AIM
Retype every one of the items below line for line, with no changes, and leave the pictures out of your answer.

Saved records
##########

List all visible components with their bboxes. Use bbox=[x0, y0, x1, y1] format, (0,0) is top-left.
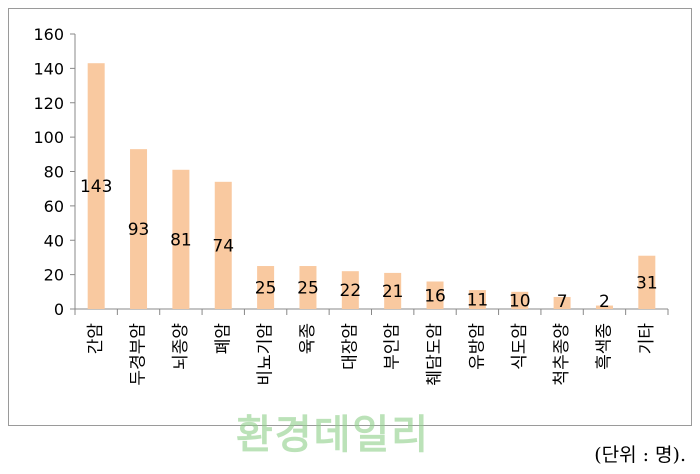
unit-note: (단위 : 명). bbox=[594, 444, 686, 466]
x-tick-label: 뇌종양 bbox=[171, 323, 191, 370]
bar bbox=[214, 181, 232, 309]
bar bbox=[257, 266, 275, 309]
bar bbox=[468, 290, 486, 309]
data-label: 81 bbox=[170, 230, 192, 250]
x-tick-label: 유방암 bbox=[467, 323, 487, 370]
bar bbox=[553, 296, 571, 309]
data-label: 93 bbox=[128, 220, 150, 240]
bar bbox=[426, 281, 444, 309]
x-tick-label: 폐암 bbox=[213, 323, 233, 355]
y-tick-label: 20 bbox=[44, 266, 64, 285]
bar bbox=[299, 266, 317, 309]
bar bbox=[341, 271, 359, 309]
data-label: 31 bbox=[636, 273, 658, 293]
x-tick-label: 척추종양 bbox=[552, 323, 572, 386]
chart-frame bbox=[8, 8, 692, 426]
x-tick-label: 대장암 bbox=[340, 323, 360, 370]
bar bbox=[172, 169, 190, 309]
bar bbox=[384, 272, 402, 309]
x-tick-label: 췌담도암 bbox=[425, 323, 445, 386]
bar bbox=[511, 291, 529, 309]
bar bbox=[595, 305, 613, 309]
watermark-logo: 환경데일리 bbox=[236, 412, 430, 458]
y-tick-label: 0 bbox=[54, 300, 64, 319]
data-label: 21 bbox=[382, 282, 404, 302]
x-tick-label: 육종 bbox=[298, 323, 318, 354]
bar bbox=[638, 255, 656, 309]
data-label: 10 bbox=[509, 291, 531, 311]
data-label: 2 bbox=[599, 292, 610, 312]
data-label: 16 bbox=[424, 286, 446, 306]
y-tick-label: 60 bbox=[44, 197, 64, 216]
x-tick-label: 흑색종 bbox=[594, 323, 614, 370]
x-tick-label: 비뇨기암 bbox=[256, 323, 276, 386]
bar bbox=[130, 149, 148, 309]
y-tick-label: 100 bbox=[33, 128, 64, 147]
data-label: 25 bbox=[255, 279, 277, 299]
y-tick-label: 160 bbox=[33, 25, 64, 44]
x-tick-label: 두경부암 bbox=[129, 323, 149, 386]
data-label: 143 bbox=[80, 177, 112, 197]
y-tick-label: 140 bbox=[33, 59, 64, 78]
bar bbox=[87, 63, 105, 309]
data-label: 74 bbox=[212, 236, 234, 256]
x-tick-label: 기타 bbox=[637, 323, 657, 355]
data-label: 7 bbox=[557, 292, 568, 312]
data-label: 25 bbox=[297, 279, 319, 299]
x-tick-label: 식도암 bbox=[510, 323, 530, 370]
y-tick-label: 120 bbox=[33, 94, 64, 113]
x-tick-label: 간암 bbox=[86, 323, 106, 355]
x-tick-label: 부인암 bbox=[383, 323, 403, 370]
y-tick-label: 80 bbox=[44, 163, 64, 182]
data-label: 22 bbox=[340, 281, 362, 301]
y-tick-label: 40 bbox=[44, 231, 64, 250]
data-label: 11 bbox=[467, 291, 489, 311]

##########

WRITTEN RESPONSE
List all visible components with their bboxes. Use bbox=[x0, y0, x1, y1] format, (0,0) is top-left.
unit-note: (단위 : 명). bbox=[594, 444, 686, 466]
x-tick-label: 뇌종양 bbox=[171, 323, 191, 370]
bar bbox=[214, 181, 232, 309]
bar bbox=[257, 266, 275, 309]
bar bbox=[468, 290, 486, 309]
data-label: 81 bbox=[170, 230, 192, 250]
x-tick-label: 유방암 bbox=[467, 323, 487, 370]
bar bbox=[553, 296, 571, 309]
data-label: 93 bbox=[128, 220, 150, 240]
bar bbox=[426, 281, 444, 309]
x-tick-label: 폐암 bbox=[213, 323, 233, 355]
y-tick-label: 20 bbox=[44, 266, 64, 285]
bar bbox=[299, 266, 317, 309]
bar bbox=[341, 271, 359, 309]
data-label: 31 bbox=[636, 273, 658, 293]
x-tick-label: 척추종양 bbox=[552, 323, 572, 386]
chart-frame bbox=[8, 8, 692, 426]
x-tick-label: 대장암 bbox=[340, 323, 360, 370]
bar bbox=[172, 169, 190, 309]
bar bbox=[384, 272, 402, 309]
x-tick-label: 췌담도암 bbox=[425, 323, 445, 386]
bar bbox=[511, 291, 529, 309]
bar bbox=[595, 305, 613, 309]
watermark-logo: 환경데일리 bbox=[236, 412, 430, 458]
y-tick-label: 0 bbox=[54, 300, 64, 319]
data-label: 21 bbox=[382, 282, 404, 302]
x-tick-label: 육종 bbox=[298, 323, 318, 354]
bar bbox=[638, 255, 656, 309]
data-label: 10 bbox=[509, 291, 531, 311]
data-label: 2 bbox=[599, 292, 610, 312]
data-label: 16 bbox=[424, 286, 446, 306]
y-tick-label: 60 bbox=[44, 197, 64, 216]
x-tick-label: 흑색종 bbox=[594, 323, 614, 370]
x-tick-label: 비뇨기암 bbox=[256, 323, 276, 386]
bar bbox=[130, 149, 148, 309]
y-tick-label: 100 bbox=[33, 128, 64, 147]
data-label: 25 bbox=[255, 279, 277, 299]
y-tick-label: 160 bbox=[33, 25, 64, 44]
x-tick-label: 두경부암 bbox=[129, 323, 149, 386]
data-label: 143 bbox=[80, 177, 112, 197]
y-tick-label: 140 bbox=[33, 59, 64, 78]
bar bbox=[87, 63, 105, 309]
data-label: 74 bbox=[212, 236, 234, 256]
x-tick-label: 기타 bbox=[637, 323, 657, 355]
data-label: 7 bbox=[557, 292, 568, 312]
data-label: 25 bbox=[297, 279, 319, 299]
x-tick-label: 식도암 bbox=[510, 323, 530, 370]
y-tick-label: 120 bbox=[33, 94, 64, 113]
x-tick-label: 간암 bbox=[86, 323, 106, 355]
x-tick-label: 부인암 bbox=[383, 323, 403, 370]
y-tick-label: 80 bbox=[44, 163, 64, 182]
data-label: 22 bbox=[340, 281, 362, 301]
y-tick-label: 40 bbox=[44, 231, 64, 250]
data-label: 11 bbox=[467, 291, 489, 311]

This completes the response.